begin
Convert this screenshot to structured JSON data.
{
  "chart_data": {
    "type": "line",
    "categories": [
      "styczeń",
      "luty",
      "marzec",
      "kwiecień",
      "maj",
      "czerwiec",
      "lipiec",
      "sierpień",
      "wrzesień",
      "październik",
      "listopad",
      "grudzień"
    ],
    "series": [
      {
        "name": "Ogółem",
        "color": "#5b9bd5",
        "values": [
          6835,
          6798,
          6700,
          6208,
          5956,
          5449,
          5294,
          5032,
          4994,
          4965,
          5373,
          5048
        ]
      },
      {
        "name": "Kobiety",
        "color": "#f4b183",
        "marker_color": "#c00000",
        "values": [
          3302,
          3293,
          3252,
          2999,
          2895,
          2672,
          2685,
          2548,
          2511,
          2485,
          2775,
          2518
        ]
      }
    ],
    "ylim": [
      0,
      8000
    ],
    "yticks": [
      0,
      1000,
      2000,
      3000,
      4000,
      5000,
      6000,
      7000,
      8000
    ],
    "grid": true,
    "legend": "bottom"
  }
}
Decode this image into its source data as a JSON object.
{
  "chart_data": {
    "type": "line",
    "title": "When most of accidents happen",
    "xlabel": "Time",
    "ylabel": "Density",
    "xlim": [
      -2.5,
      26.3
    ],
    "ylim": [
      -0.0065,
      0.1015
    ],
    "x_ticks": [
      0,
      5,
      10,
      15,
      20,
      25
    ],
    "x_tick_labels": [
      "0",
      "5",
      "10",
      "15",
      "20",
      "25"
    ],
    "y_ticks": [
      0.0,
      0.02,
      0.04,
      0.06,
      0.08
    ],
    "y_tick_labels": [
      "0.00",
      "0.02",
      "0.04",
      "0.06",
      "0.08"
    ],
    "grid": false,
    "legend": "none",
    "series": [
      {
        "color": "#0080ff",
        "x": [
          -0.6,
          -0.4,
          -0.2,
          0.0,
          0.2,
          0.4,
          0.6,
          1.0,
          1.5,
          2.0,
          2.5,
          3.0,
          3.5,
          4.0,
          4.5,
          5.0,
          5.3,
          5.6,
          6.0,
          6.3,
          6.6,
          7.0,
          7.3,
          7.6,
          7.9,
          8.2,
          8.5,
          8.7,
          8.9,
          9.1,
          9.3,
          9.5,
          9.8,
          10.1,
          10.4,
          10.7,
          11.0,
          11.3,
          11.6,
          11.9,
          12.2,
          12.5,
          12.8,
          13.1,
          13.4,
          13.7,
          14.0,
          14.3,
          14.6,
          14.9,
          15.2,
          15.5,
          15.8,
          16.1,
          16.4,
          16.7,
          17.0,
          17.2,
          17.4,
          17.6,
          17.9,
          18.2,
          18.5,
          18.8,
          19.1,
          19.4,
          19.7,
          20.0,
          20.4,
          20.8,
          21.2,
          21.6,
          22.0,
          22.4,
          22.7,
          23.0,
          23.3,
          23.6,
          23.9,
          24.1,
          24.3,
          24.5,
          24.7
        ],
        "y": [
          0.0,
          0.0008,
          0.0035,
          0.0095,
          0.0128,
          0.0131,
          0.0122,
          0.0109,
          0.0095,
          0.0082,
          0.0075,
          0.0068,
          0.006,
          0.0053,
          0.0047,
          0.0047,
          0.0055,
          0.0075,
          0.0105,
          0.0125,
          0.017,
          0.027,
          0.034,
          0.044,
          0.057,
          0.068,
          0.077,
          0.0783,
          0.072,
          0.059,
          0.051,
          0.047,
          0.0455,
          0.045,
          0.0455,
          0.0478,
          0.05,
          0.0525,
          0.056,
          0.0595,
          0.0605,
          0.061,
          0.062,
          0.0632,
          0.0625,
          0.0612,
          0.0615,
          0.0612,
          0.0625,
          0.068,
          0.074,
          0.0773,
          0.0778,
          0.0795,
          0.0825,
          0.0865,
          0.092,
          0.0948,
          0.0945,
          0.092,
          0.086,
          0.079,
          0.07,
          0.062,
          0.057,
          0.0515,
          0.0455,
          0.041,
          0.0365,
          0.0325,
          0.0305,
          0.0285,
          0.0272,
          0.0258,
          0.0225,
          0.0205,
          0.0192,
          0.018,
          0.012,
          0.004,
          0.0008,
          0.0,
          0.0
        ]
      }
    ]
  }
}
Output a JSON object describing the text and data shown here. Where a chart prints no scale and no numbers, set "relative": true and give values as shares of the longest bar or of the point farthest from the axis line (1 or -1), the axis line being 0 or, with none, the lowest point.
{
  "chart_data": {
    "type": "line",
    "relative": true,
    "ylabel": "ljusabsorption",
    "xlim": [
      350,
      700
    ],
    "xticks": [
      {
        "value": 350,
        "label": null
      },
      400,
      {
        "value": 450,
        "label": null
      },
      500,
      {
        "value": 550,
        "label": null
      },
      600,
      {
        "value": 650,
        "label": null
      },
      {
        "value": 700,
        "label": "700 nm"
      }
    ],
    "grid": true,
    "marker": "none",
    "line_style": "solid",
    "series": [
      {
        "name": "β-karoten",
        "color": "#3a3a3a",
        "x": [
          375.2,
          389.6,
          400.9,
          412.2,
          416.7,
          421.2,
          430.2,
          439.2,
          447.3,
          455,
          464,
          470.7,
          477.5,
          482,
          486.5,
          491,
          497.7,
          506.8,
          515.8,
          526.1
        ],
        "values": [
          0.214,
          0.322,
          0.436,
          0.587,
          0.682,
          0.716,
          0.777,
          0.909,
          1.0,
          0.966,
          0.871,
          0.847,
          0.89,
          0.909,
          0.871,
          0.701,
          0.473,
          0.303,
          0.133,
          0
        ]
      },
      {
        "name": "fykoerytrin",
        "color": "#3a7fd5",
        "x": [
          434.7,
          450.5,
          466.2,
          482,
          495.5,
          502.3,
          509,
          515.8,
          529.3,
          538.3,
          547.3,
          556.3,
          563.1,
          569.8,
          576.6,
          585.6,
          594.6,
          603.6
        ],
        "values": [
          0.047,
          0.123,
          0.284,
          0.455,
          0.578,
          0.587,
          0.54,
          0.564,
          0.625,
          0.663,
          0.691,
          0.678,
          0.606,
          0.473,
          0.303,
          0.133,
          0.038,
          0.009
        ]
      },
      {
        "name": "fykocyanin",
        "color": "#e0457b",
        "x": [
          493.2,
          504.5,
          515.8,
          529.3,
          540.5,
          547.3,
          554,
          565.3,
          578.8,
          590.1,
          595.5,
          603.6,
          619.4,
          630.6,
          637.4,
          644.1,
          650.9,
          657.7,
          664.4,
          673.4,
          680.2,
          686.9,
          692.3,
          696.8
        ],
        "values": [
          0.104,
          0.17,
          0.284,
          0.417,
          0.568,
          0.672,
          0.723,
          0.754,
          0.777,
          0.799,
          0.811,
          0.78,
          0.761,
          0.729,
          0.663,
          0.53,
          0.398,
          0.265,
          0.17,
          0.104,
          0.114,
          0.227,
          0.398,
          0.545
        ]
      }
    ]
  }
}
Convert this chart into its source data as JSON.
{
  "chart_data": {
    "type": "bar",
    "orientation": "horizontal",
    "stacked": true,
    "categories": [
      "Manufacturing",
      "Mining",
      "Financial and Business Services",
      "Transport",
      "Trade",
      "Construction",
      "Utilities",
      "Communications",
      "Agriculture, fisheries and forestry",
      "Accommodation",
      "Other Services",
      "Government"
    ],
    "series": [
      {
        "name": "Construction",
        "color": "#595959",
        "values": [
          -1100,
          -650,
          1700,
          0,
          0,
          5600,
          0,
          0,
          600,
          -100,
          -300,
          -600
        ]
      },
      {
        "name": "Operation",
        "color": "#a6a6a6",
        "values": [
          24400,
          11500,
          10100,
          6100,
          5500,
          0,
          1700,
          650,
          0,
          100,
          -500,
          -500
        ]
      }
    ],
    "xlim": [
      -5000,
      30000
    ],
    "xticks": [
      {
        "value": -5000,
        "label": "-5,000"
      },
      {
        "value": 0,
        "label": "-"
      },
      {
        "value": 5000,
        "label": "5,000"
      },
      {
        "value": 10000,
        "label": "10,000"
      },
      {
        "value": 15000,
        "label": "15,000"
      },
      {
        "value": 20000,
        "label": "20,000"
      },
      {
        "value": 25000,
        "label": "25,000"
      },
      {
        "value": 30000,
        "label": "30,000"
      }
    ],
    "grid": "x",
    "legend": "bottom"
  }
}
end
GIVEN TASK. How many lines of the entries above hold the string "grid"? Reply with the number alone.

ANSWER TO THE EXERCISE. 4